#### TASK
Determine which lines of the records include the word "dans", and copy them.

#### SUPPLIED RECORDS
= = = =

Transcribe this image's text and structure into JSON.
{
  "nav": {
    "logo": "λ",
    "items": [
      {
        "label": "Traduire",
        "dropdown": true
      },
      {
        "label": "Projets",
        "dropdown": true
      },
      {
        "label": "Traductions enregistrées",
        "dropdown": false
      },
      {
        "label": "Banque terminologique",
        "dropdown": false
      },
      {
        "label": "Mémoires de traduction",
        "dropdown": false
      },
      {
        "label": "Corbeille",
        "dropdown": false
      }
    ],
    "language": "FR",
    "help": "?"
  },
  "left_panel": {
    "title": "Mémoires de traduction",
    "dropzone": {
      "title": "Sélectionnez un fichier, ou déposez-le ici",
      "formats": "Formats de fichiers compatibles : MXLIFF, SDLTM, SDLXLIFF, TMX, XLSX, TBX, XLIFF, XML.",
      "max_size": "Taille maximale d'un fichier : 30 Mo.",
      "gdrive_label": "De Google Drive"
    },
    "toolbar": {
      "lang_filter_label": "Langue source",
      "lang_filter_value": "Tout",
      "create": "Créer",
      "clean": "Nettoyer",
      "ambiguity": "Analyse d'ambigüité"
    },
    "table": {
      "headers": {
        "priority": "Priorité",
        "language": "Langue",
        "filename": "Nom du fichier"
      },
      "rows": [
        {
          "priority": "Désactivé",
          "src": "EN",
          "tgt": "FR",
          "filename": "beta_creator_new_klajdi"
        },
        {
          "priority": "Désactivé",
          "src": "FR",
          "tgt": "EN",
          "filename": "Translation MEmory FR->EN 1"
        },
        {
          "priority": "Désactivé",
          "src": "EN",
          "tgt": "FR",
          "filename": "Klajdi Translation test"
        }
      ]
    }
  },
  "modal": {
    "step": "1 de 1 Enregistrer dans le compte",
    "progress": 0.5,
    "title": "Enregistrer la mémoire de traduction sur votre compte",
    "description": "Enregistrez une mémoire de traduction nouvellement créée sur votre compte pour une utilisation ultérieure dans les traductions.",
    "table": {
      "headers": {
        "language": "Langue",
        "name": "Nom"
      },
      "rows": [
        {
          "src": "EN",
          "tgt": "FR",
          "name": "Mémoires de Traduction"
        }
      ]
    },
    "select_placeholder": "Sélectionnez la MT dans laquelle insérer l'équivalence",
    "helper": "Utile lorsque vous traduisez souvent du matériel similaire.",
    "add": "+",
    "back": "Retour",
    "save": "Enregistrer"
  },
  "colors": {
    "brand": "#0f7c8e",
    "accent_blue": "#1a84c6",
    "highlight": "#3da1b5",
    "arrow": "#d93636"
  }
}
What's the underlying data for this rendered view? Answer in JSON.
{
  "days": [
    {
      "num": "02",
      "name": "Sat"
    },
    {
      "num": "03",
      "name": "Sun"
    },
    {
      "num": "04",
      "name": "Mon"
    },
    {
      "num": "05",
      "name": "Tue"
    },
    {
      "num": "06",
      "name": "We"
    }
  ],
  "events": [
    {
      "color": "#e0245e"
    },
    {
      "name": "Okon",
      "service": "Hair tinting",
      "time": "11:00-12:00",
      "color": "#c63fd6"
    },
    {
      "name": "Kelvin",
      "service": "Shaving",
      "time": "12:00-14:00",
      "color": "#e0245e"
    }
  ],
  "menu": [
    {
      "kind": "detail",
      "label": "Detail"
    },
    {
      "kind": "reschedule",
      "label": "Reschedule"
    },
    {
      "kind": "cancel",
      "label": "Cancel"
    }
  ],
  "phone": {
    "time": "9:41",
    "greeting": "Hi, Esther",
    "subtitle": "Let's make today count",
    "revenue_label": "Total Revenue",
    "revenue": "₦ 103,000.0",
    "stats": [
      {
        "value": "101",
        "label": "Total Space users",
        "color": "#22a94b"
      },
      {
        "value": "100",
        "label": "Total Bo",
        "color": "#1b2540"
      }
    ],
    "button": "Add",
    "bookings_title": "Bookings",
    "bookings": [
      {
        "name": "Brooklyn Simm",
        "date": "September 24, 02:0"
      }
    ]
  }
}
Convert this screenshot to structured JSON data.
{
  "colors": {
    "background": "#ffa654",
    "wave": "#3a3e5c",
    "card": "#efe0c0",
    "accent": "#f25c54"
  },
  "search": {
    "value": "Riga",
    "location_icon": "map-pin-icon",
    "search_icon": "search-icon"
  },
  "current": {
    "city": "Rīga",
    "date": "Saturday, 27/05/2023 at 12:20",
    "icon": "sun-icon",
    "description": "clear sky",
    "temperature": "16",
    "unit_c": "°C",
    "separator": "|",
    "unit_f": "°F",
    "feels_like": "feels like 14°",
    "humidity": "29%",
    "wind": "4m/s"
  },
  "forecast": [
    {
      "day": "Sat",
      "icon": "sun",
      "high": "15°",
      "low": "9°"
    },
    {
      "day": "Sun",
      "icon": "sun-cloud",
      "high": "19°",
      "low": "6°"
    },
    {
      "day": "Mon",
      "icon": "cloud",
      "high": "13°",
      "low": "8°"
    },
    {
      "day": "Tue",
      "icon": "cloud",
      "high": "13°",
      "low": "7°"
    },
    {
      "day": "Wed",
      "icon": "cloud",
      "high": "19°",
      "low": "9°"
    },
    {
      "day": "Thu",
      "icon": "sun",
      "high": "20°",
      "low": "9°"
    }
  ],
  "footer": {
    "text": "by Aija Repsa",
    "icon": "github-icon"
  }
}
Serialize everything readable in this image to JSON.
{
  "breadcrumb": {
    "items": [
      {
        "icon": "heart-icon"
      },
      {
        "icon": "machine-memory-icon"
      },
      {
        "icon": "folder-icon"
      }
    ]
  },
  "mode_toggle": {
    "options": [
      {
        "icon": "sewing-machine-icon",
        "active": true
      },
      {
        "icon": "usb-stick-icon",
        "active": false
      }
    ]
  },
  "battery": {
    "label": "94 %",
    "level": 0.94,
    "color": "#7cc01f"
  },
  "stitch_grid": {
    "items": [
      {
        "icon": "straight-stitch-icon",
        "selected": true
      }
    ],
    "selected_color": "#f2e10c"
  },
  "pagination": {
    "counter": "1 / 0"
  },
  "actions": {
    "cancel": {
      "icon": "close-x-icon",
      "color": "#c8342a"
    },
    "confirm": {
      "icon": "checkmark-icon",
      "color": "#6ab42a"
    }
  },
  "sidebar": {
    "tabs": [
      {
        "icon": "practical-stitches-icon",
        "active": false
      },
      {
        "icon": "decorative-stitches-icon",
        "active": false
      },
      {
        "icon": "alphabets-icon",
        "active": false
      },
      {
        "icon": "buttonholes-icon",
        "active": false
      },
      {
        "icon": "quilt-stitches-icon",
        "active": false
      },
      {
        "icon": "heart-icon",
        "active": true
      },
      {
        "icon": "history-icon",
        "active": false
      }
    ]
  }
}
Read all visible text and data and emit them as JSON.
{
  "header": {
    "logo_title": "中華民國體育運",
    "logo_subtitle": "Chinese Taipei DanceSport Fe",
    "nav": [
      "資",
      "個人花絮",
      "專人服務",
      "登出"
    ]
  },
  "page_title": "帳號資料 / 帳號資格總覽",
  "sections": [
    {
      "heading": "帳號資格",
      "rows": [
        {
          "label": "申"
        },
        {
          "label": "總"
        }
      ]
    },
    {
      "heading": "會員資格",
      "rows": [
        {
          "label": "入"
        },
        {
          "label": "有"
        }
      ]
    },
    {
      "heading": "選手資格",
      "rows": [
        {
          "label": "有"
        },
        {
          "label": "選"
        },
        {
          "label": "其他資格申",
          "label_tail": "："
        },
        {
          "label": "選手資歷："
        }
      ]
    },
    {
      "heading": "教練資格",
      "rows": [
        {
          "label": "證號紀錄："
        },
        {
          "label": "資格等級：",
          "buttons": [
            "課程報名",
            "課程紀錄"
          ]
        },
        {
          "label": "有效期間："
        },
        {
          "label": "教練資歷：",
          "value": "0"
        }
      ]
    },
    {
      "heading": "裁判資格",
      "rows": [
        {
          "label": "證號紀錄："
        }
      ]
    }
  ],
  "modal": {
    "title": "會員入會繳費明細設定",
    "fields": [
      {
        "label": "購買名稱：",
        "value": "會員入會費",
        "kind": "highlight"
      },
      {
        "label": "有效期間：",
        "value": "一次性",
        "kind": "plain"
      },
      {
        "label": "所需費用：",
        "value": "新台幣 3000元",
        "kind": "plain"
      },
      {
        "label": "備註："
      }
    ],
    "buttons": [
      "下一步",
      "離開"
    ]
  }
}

= = = =

#### FINAL RESULT
    "step": "1 de 1 Enregistrer dans le compte",
    "description": "Enregistrez une mémoire de traduction nouvellement créée sur votre compte pour une utilisation ultérieure dans les traductions.",
    "select_placeholder": "Sélectionnez la MT dans laquelle insérer l'équivalence",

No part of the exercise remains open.